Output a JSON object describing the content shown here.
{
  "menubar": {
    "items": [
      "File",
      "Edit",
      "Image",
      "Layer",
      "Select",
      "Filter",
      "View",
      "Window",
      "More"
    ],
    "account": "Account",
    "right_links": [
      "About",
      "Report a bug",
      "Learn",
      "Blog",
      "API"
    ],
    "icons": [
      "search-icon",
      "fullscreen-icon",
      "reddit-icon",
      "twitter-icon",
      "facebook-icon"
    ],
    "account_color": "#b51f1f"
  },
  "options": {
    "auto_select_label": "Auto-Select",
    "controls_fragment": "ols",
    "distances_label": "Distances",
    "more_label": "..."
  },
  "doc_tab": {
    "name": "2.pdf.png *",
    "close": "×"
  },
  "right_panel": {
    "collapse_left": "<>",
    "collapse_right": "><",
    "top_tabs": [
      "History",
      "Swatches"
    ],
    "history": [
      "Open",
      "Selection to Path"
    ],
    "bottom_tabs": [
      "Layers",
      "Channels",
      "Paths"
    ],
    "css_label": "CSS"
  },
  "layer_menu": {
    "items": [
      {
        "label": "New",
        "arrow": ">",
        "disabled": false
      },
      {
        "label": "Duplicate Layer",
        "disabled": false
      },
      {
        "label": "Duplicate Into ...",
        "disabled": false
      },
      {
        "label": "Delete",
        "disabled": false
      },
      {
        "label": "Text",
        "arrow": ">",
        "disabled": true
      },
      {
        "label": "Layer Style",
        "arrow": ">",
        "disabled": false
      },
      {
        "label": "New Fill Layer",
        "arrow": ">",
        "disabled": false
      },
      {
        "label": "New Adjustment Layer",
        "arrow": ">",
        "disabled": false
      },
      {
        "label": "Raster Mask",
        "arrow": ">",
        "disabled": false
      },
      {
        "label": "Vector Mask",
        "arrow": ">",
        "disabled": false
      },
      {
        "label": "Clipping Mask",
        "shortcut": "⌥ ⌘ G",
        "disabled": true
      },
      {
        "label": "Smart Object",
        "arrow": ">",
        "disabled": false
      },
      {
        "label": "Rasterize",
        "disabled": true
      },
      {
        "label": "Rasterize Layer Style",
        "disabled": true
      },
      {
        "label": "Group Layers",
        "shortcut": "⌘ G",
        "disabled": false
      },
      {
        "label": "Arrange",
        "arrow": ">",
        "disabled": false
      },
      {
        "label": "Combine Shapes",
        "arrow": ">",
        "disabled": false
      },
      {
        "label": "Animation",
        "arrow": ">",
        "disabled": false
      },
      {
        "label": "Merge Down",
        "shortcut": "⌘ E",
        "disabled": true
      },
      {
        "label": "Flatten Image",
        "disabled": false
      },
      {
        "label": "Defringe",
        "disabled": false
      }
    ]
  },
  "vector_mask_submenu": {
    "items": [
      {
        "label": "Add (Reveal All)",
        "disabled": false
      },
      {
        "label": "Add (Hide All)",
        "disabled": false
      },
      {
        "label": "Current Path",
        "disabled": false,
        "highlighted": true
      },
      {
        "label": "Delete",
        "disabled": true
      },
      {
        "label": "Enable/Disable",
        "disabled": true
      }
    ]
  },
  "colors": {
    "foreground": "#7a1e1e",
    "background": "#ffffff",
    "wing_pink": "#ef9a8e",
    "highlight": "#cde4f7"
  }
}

..........

- WHAT TO PRODUCE -
From the data above, gather every line that includes the word "Duplicate".

- TASK OUTPUT -
        "label": "Duplicate Layer",
        "label": "Duplicate Into ...",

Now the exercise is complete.